[Figure record extracts]
——————————

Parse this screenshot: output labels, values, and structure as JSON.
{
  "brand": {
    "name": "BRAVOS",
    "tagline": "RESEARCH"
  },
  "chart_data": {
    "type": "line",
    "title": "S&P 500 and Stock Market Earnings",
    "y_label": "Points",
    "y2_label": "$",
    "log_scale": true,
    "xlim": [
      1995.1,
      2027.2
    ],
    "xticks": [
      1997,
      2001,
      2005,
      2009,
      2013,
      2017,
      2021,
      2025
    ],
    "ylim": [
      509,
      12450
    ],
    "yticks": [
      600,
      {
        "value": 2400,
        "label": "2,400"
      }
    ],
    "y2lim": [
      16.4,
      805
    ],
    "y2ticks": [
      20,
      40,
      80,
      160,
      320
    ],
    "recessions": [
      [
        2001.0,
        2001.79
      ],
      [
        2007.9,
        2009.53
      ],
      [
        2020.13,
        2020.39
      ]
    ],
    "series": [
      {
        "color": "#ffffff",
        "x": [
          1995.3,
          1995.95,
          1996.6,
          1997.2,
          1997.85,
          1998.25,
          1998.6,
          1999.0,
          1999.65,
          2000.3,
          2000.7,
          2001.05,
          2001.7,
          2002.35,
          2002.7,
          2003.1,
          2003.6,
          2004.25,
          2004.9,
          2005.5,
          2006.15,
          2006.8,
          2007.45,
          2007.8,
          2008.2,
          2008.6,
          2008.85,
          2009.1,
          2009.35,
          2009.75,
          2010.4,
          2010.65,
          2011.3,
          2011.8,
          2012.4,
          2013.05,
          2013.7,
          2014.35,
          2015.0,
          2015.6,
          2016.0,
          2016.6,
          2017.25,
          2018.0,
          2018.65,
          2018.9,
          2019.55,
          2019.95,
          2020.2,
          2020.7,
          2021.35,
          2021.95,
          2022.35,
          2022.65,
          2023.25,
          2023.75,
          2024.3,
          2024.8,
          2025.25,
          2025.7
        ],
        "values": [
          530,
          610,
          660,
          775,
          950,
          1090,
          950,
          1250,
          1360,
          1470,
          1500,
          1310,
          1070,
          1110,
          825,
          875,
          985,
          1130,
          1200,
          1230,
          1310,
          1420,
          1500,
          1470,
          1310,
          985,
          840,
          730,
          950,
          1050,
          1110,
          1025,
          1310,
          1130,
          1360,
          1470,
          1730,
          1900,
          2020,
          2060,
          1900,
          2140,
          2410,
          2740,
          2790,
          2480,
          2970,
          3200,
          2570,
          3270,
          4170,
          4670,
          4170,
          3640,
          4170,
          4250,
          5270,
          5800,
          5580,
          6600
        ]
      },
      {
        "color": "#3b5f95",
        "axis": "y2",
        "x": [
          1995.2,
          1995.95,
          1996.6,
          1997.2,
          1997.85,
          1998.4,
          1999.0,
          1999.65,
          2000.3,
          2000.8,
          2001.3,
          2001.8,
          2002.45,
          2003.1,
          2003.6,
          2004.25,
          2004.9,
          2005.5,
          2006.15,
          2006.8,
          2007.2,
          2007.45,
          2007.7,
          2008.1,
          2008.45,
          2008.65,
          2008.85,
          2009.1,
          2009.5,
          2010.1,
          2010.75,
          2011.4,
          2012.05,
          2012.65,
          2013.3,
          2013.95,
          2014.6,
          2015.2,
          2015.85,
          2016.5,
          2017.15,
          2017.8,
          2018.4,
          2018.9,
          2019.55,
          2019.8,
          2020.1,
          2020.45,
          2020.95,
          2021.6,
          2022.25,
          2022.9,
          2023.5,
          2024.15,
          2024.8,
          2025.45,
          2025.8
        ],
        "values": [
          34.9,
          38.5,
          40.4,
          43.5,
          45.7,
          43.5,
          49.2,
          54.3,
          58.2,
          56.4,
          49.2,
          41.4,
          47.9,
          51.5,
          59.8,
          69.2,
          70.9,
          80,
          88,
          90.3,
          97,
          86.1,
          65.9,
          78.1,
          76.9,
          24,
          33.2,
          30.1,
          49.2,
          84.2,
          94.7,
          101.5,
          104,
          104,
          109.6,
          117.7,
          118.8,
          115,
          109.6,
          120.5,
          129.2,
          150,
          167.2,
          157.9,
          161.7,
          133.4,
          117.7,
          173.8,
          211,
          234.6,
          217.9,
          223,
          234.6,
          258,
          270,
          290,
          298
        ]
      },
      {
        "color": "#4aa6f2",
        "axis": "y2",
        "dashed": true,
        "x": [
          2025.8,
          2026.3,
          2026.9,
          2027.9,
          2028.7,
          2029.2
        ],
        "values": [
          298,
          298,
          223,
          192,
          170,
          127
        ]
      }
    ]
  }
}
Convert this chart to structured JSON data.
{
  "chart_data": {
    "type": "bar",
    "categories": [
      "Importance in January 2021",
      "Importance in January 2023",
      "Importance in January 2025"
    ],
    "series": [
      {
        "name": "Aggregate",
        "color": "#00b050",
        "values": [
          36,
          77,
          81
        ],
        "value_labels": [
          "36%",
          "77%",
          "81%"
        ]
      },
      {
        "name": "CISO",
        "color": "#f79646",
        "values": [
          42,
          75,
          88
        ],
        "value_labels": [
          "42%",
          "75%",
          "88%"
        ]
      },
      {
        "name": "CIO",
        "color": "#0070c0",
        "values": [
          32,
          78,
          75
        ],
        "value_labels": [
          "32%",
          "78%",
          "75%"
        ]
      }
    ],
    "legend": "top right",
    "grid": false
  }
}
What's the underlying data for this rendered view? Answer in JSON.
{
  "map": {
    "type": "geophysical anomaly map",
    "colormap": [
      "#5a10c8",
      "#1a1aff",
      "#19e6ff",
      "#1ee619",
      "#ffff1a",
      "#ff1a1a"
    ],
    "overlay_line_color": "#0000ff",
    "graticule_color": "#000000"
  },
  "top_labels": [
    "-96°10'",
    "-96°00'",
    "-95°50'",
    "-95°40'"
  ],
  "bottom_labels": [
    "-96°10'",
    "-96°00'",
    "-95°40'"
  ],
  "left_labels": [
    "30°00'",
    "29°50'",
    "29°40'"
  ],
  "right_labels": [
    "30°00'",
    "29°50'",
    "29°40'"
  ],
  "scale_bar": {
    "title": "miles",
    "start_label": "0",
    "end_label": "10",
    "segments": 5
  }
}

——————————

[WHAT NEEDS TO BE DONE]
Your task is to transcribe the line containing "What's the underlying" and every line after it, through the last line of the data, exactly as written and with nothing more.

[EXERCISE SOLUTION]
What's the underlying data for this rendered view? Answer in JSON.
{
  "map": {
    "type": "geophysical anomaly map",
    "colormap": [
      "#5a10c8",
      "#1a1aff",
      "#19e6ff",
      "#1ee619",
      "#ffff1a",
      "#ff1a1a"
    ],
    "overlay_line_color": "#0000ff",
    "graticule_color": "#000000"
  },
  "top_labels": [
    "-96°10'",
    "-96°00'",
    "-95°50'",
    "-95°40'"
  ],
  "bottom_labels": [
    "-96°10'",
    "-96°00'",
    "-95°40'"
  ],
  "left_labels": [
    "30°00'",
    "29°50'",
    "29°40'"
  ],
  "right_labels": [
    "30°00'",
    "29°50'",
    "29°40'"
  ],
  "scale_bar": {
    "title": "miles",
    "start_label": "0",
    "end_label": "10",
    "segments": 5
  }
}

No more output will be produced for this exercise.